++++ Data for this exercise

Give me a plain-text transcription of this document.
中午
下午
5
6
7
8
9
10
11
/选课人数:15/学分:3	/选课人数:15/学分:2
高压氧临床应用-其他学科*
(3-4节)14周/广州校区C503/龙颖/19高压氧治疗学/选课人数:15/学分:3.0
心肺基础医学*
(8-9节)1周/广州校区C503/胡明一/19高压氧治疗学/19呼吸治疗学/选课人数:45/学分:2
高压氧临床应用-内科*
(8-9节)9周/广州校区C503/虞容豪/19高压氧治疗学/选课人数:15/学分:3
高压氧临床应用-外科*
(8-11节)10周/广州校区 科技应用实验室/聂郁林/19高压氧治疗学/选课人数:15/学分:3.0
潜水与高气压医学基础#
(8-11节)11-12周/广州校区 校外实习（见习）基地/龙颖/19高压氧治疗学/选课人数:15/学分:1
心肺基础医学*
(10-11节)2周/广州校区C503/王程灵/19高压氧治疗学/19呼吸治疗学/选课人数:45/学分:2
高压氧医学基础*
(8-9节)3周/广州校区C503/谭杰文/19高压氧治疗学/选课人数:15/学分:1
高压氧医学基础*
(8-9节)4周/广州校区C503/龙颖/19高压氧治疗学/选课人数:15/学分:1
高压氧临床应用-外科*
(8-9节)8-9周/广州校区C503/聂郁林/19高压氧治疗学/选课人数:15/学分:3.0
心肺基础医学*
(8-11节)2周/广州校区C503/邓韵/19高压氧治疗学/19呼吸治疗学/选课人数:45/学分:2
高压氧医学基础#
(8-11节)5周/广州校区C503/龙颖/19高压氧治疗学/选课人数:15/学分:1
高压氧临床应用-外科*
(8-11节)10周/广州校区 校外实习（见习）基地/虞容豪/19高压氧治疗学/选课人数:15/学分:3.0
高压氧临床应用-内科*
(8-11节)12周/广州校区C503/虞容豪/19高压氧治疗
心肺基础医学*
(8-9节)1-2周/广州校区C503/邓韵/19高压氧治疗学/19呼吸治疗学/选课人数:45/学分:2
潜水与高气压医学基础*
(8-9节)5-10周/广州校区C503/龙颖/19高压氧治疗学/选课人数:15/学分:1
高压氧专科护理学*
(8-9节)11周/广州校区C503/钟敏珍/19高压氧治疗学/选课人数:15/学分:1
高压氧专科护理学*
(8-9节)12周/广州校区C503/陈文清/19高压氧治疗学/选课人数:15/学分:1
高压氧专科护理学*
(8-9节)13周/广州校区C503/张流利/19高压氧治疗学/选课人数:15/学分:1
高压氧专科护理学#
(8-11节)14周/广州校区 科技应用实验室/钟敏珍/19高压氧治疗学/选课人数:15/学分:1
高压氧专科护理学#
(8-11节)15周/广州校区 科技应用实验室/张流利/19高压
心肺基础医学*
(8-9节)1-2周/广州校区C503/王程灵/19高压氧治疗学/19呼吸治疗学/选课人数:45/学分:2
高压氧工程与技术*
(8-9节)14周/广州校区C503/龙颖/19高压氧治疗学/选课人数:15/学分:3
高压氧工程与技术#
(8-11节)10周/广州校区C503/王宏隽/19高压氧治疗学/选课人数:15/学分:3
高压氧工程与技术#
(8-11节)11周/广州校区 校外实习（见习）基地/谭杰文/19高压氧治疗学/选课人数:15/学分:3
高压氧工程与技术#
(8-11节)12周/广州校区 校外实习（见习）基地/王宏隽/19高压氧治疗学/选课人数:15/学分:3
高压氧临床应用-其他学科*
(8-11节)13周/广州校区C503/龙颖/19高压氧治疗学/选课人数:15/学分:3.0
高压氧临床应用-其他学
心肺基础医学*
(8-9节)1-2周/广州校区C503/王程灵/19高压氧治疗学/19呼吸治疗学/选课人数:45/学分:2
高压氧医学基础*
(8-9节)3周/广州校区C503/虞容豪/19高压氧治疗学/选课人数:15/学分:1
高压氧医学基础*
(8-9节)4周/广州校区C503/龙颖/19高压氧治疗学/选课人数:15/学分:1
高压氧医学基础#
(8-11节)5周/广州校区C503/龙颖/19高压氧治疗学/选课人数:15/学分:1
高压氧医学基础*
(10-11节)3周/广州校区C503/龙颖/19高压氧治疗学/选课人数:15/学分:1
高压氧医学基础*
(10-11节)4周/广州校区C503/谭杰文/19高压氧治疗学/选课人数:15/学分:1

++++++++

Set problem :: Write out every record, exactly as written.

Output of the task ::
Give me a plain-text transcription of this document.
中午
下午
5
6
7
8
9
10
11
/选课人数:15/学分:3	/选课人数:15/学分:2
高压氧临床应用-其他学科*
(3-4节)14周/广州校区C503/龙颖/19高压氧治疗学/选课人数:15/学分:3.0
心肺基础医学*
(8-9节)1周/广州校区C503/胡明一/19高压氧治疗学/19呼吸治疗学/选课人数:45/学分:2
高压氧临床应用-内科*
(8-9节)9周/广州校区C503/虞容豪/19高压氧治疗学/选课人数:15/学分:3
高压氧临床应用-外科*
(8-11节)10周/广州校区 科技应用实验室/聂郁林/19高压氧治疗学/选课人数:15/学分:3.0
潜水与高气压医学基础#
(8-11节)11-12周/广州校区 校外实习（见习）基地/龙颖/19高压氧治疗学/选课人数:15/学分:1
心肺基础医学*
(10-11节)2周/广州校区C503/王程灵/19高压氧治疗学/19呼吸治疗学/选课人数:45/学分:2
高压氧医学基础*
(8-9节)3周/广州校区C503/谭杰文/19高压氧治疗学/选课人数:15/学分:1
高压氧医学基础*
(8-9节)4周/广州校区C503/龙颖/19高压氧治疗学/选课人数:15/学分:1
高压氧临床应用-外科*
(8-9节)8-9周/广州校区C503/聂郁林/19高压氧治疗学/选课人数:15/学分:3.0
心肺基础医学*
(8-11节)2周/广州校区C503/邓韵/19高压氧治疗学/19呼吸治疗学/选课人数:45/学分:2
高压氧医学基础#
(8-11节)5周/广州校区C503/龙颖/19高压氧治疗学/选课人数:15/学分:1
高压氧临床应用-外科*
(8-11节)10周/广州校区 校外实习（见习）基地/虞容豪/19高压氧治疗学/选课人数:15/学分:3.0
高压氧临床应用-内科*
(8-11节)12周/广州校区C503/虞容豪/19高压氧治疗
心肺基础医学*
(8-9节)1-2周/广州校区C503/邓韵/19高压氧治疗学/19呼吸治疗学/选课人数:45/学分:2
潜水与高气压医学基础*
(8-9节)5-10周/广州校区C503/龙颖/19高压氧治疗学/选课人数:15/学分:1
高压氧专科护理学*
(8-9节)11周/广州校区C503/钟敏珍/19高压氧治疗学/选课人数:15/学分:1
高压氧专科护理学*
(8-9节)12周/广州校区C503/陈文清/19高压氧治疗学/选课人数:15/学分:1
高压氧专科护理学*
(8-9节)13周/广州校区C503/张流利/19高压氧治疗学/选课人数:15/学分:1
高压氧专科护理学#
(8-11节)14周/广州校区 科技应用实验室/钟敏珍/19高压氧治疗学/选课人数:15/学分:1
高压氧专科护理学#
(8-11节)15周/广州校区 科技应用实验室/张流利/19高压
心肺基础医学*
(8-9节)1-2周/广州校区C503/王程灵/19高压氧治疗学/19呼吸治疗学/选课人数:45/学分:2
高压氧工程与技术*
(8-9节)14周/广州校区C503/龙颖/19高压氧治疗学/选课人数:15/学分:3
高压氧工程与技术#
(8-11节)10周/广州校区C503/王宏隽/19高压氧治疗学/选课人数:15/学分:3
高压氧工程与技术#
(8-11节)11周/广州校区 校外实习（见习）基地/谭杰文/19高压氧治疗学/选课人数:15/学分:3
高压氧工程与技术#
(8-11节)12周/广州校区 校外实习（见习）基地/王宏隽/19高压氧治疗学/选课人数:15/学分:3
高压氧临床应用-其他学科*
(8-11节)13周/广州校区C503/龙颖/19高压氧治疗学/选课人数:15/学分:3.0
高压氧临床应用-其他学
心肺基础医学*
(8-9节)1-2周/广州校区C503/王程灵/19高压氧治疗学/19呼吸治疗学/选课人数:45/学分:2
高压氧医学基础*
(8-9节)3周/广州校区C503/虞容豪/19高压氧治疗学/选课人数:15/学分:1
高压氧医学基础*
(8-9节)4周/广州校区C503/龙颖/19高压氧治疗学/选课人数:15/学分:1
高压氧医学基础#
(8-11节)5周/广州校区C503/龙颖/19高压氧治疗学/选课人数:15/学分:1
高压氧医学基础*
(10-11节)3周/广州校区C503/龙颖/19高压氧治疗学/选课人数:15/学分:1
高压氧医学基础*
(10-11节)4周/广州校区C503/谭杰文/19高压氧治疗学/选课人数:15/学分:1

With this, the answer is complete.